EXERCISE AIM — Output every entry exactly as given.

LISTING —
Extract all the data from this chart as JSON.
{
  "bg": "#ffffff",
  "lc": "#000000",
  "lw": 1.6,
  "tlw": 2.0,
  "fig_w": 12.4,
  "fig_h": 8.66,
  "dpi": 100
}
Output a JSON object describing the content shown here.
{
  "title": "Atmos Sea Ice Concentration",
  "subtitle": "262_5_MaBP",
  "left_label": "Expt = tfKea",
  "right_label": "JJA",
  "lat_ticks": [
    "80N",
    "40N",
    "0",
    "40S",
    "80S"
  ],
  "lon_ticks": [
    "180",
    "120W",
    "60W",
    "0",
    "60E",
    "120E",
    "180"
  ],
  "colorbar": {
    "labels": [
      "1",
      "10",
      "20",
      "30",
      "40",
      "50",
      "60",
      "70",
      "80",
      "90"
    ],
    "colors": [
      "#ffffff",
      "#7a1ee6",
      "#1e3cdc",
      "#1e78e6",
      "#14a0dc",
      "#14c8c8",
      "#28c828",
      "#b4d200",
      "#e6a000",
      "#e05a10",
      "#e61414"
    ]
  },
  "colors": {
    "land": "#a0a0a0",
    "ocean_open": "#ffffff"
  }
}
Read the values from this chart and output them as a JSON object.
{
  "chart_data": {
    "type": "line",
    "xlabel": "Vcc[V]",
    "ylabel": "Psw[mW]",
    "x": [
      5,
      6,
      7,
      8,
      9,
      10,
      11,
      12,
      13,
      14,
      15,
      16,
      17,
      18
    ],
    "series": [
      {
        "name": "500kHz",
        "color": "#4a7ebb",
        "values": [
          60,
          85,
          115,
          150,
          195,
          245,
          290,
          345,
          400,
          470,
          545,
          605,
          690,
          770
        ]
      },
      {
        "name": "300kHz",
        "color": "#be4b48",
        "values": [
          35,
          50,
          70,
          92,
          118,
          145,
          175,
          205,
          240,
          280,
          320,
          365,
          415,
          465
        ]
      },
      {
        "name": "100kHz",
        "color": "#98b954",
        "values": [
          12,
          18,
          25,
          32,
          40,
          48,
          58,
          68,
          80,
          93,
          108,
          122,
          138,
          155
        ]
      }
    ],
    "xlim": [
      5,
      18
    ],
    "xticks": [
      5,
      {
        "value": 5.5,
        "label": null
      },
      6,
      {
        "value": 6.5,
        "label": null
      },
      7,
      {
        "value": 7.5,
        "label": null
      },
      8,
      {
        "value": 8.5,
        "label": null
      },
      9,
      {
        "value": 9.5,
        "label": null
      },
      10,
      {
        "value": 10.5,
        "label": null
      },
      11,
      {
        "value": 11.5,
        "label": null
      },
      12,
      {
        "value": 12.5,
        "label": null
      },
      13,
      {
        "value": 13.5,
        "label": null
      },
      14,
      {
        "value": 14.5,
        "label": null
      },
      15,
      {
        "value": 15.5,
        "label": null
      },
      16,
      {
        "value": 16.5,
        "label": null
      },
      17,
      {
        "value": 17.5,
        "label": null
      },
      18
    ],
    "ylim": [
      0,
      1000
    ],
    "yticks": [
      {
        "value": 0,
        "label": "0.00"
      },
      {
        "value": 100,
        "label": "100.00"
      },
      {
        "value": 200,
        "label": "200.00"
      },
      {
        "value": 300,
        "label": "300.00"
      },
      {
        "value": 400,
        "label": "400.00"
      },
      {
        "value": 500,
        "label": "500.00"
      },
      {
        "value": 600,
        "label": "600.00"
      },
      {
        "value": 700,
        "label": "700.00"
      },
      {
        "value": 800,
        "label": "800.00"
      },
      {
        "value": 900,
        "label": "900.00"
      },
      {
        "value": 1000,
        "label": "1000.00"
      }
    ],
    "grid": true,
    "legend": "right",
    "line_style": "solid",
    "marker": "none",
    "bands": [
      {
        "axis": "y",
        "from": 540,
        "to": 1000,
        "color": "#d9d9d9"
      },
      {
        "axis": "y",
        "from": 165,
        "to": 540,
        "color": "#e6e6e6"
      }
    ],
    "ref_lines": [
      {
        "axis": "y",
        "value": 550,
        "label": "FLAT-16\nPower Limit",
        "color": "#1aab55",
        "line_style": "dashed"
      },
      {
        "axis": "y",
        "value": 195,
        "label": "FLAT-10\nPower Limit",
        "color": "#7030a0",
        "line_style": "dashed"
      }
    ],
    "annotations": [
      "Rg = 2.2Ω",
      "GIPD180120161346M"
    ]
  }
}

OUTPUT FOR THIS EXERCISE —
Extract all the data from this chart as JSON.
{
  "bg": "#ffffff",
  "lc": "#000000",
  "lw": 1.6,
  "tlw": 2.0,
  "fig_w": 12.4,
  "fig_h": 8.66,
  "dpi": 100
}
Output a JSON object describing the content shown here.
{
  "title": "Atmos Sea Ice Concentration",
  "subtitle": "262_5_MaBP",
  "left_label": "Expt = tfKea",
  "right_label": "JJA",
  "lat_ticks": [
    "80N",
    "40N",
    "0",
    "40S",
    "80S"
  ],
  "lon_ticks": [
    "180",
    "120W",
    "60W",
    "0",
    "60E",
    "120E",
    "180"
  ],
  "colorbar": {
    "labels": [
      "1",
      "10",
      "20",
      "30",
      "40",
      "50",
      "60",
      "70",
      "80",
      "90"
    ],
    "colors": [
      "#ffffff",
      "#7a1ee6",
      "#1e3cdc",
      "#1e78e6",
      "#14a0dc",
      "#14c8c8",
      "#28c828",
      "#b4d200",
      "#e6a000",
      "#e05a10",
      "#e61414"
    ]
  },
  "colors": {
    "land": "#a0a0a0",
    "ocean_open": "#ffffff"
  }
}
Read the values from this chart and output them as a JSON object.
{
  "chart_data": {
    "type": "line",
    "xlabel": "Vcc[V]",
    "ylabel": "Psw[mW]",
    "x": [
      5,
      6,
      7,
      8,
      9,
      10,
      11,
      12,
      13,
      14,
      15,
      16,
      17,
      18
    ],
    "series": [
      {
        "name": "500kHz",
        "color": "#4a7ebb",
        "values": [
          60,
          85,
          115,
          150,
          195,
          245,
          290,
          345,
          400,
          470,
          545,
          605,
          690,
          770
        ]
      },
      {
        "name": "300kHz",
        "color": "#be4b48",
        "values": [
          35,
          50,
          70,
          92,
          118,
          145,
          175,
          205,
          240,
          280,
          320,
          365,
          415,
          465
        ]
      },
      {
        "name": "100kHz",
        "color": "#98b954",
        "values": [
          12,
          18,
          25,
          32,
          40,
          48,
          58,
          68,
          80,
          93,
          108,
          122,
          138,
          155
        ]
      }
    ],
    "xlim": [
      5,
      18
    ],
    "xticks": [
      5,
      {
        "value": 5.5,
        "label": null
      },
      6,
      {
        "value": 6.5,
        "label": null
      },
      7,
      {
        "value": 7.5,
        "label": null
      },
      8,
      {
        "value": 8.5,
        "label": null
      },
      9,
      {
        "value": 9.5,
        "label": null
      },
      10,
      {
        "value": 10.5,
        "label": null
      },
      11,
      {
        "value": 11.5,
        "label": null
      },
      12,
      {
        "value": 12.5,
        "label": null
      },
      13,
      {
        "value": 13.5,
        "label": null
      },
      14,
      {
        "value": 14.5,
        "label": null
      },
      15,
      {
        "value": 15.5,
        "label": null
      },
      16,
      {
        "value": 16.5,
        "label": null
      },
      17,
      {
        "value": 17.5,
        "label": null
      },
      18
    ],
    "ylim": [
      0,
      1000
    ],
    "yticks": [
      {
        "value": 0,
        "label": "0.00"
      },
      {
        "value": 100,
        "label": "100.00"
      },
      {
        "value": 200,
        "label": "200.00"
      },
      {
        "value": 300,
        "label": "300.00"
      },
      {
        "value": 400,
        "label": "400.00"
      },
      {
        "value": 500,
        "label": "500.00"
      },
      {
        "value": 600,
        "label": "600.00"
      },
      {
        "value": 700,
        "label": "700.00"
      },
      {
        "value": 800,
        "label": "800.00"
      },
      {
        "value": 900,
        "label": "900.00"
      },
      {
        "value": 1000,
        "label": "1000.00"
      }
    ],
    "grid": true,
    "legend": "right",
    "line_style": "solid",
    "marker": "none",
    "bands": [
      {
        "axis": "y",
        "from": 540,
        "to": 1000,
        "color": "#d9d9d9"
      },
      {
        "axis": "y",
        "from": 165,
        "to": 540,
        "color": "#e6e6e6"
      }
    ],
    "ref_lines": [
      {
        "axis": "y",
        "value": 550,
        "label": "FLAT-16\nPower Limit",
        "color": "#1aab55",
        "line_style": "dashed"
      },
      {
        "axis": "y",
        "value": 195,
        "label": "FLAT-10\nPower Limit",
        "color": "#7030a0",
        "line_style": "dashed"
      }
    ],
    "annotations": [
      "Rg = 2.2Ω",
      "GIPD180120161346M"
    ]
  }
}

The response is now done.